/---

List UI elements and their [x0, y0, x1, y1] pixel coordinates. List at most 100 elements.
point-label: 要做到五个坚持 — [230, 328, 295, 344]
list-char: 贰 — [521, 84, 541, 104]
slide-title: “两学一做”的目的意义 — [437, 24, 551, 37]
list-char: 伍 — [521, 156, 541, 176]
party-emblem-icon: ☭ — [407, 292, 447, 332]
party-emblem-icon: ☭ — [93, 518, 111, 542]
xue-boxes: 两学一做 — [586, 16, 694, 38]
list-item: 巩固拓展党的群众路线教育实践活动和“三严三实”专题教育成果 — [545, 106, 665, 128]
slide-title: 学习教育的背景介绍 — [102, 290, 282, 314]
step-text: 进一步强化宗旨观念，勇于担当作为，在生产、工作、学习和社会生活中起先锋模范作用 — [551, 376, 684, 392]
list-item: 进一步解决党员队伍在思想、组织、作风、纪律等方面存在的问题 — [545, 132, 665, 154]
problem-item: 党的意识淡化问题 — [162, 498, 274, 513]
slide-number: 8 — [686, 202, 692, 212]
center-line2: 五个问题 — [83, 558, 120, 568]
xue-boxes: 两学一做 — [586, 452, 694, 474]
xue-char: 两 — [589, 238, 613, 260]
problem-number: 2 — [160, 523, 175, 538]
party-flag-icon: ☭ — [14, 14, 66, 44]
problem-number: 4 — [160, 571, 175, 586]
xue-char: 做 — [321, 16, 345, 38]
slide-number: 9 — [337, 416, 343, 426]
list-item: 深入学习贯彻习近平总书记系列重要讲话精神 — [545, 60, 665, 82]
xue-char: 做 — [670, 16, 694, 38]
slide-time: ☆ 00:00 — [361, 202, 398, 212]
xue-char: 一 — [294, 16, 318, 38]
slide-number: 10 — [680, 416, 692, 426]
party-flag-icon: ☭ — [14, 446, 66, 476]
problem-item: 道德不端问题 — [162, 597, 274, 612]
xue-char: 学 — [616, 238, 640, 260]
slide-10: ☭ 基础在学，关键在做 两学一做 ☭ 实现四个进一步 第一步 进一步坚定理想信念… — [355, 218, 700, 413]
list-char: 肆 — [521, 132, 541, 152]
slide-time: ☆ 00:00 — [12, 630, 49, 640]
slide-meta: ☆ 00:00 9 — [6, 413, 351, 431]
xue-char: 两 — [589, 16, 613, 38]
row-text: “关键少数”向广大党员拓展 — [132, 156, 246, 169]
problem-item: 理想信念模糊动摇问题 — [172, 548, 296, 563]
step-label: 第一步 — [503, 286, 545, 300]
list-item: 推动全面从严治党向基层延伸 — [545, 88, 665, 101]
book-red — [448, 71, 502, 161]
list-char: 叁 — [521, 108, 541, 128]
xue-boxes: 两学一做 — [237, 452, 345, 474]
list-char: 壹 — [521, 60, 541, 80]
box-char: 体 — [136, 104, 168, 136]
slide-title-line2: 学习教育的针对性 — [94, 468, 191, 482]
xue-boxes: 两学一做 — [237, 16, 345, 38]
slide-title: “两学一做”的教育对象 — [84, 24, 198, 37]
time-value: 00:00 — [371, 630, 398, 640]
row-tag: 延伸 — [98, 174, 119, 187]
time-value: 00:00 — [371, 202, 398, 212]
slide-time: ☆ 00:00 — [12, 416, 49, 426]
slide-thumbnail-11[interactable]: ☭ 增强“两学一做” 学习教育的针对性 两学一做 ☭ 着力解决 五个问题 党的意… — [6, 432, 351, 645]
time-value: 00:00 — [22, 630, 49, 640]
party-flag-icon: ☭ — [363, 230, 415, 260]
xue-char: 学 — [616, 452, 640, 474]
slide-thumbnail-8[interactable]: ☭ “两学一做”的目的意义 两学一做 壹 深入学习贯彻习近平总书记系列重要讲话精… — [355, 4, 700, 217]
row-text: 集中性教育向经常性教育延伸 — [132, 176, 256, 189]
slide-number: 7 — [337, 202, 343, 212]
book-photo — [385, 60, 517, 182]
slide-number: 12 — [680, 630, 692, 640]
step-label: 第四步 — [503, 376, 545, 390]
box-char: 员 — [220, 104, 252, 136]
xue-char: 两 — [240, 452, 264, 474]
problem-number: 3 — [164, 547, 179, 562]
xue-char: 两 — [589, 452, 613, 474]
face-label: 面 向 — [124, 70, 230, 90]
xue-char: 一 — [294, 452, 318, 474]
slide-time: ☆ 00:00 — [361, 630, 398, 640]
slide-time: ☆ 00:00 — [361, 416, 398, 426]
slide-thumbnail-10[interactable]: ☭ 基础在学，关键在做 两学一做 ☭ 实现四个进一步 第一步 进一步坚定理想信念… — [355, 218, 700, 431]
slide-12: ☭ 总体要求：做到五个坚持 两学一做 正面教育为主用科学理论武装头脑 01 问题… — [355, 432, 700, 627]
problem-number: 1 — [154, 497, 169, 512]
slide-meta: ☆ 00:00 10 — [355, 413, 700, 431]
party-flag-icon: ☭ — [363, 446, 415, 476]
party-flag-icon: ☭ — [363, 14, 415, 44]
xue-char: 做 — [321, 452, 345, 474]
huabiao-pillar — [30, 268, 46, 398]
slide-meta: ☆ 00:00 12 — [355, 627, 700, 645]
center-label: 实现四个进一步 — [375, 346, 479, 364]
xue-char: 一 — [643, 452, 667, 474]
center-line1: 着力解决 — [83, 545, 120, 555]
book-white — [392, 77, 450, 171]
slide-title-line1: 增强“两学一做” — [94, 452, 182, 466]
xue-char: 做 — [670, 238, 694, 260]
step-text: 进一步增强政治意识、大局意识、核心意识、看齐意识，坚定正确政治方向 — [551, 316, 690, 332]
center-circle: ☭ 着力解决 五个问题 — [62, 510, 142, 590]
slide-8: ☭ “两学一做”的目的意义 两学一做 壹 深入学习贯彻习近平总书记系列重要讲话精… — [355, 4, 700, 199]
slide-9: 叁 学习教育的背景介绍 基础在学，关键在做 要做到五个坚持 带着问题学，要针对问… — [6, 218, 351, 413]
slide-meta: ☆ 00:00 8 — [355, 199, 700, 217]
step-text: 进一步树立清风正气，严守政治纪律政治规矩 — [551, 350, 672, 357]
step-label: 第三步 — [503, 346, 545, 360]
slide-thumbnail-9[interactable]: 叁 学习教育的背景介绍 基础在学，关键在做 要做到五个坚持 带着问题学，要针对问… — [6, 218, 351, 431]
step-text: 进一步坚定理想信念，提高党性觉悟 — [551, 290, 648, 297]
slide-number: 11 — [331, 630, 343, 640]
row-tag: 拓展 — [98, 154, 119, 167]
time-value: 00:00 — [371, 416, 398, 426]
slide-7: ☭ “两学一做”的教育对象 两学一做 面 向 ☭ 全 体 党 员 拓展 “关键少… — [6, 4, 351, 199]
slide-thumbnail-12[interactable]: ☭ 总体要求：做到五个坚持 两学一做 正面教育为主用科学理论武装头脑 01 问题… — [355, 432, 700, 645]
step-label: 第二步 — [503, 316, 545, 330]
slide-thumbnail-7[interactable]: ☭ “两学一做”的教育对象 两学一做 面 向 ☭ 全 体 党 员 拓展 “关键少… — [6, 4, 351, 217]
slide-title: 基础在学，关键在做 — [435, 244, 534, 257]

\---

Written instruction: Count the rows above that contain the string "book", with uppercase and lowercase treated as different, and reply with the number alone.

The completed task: 3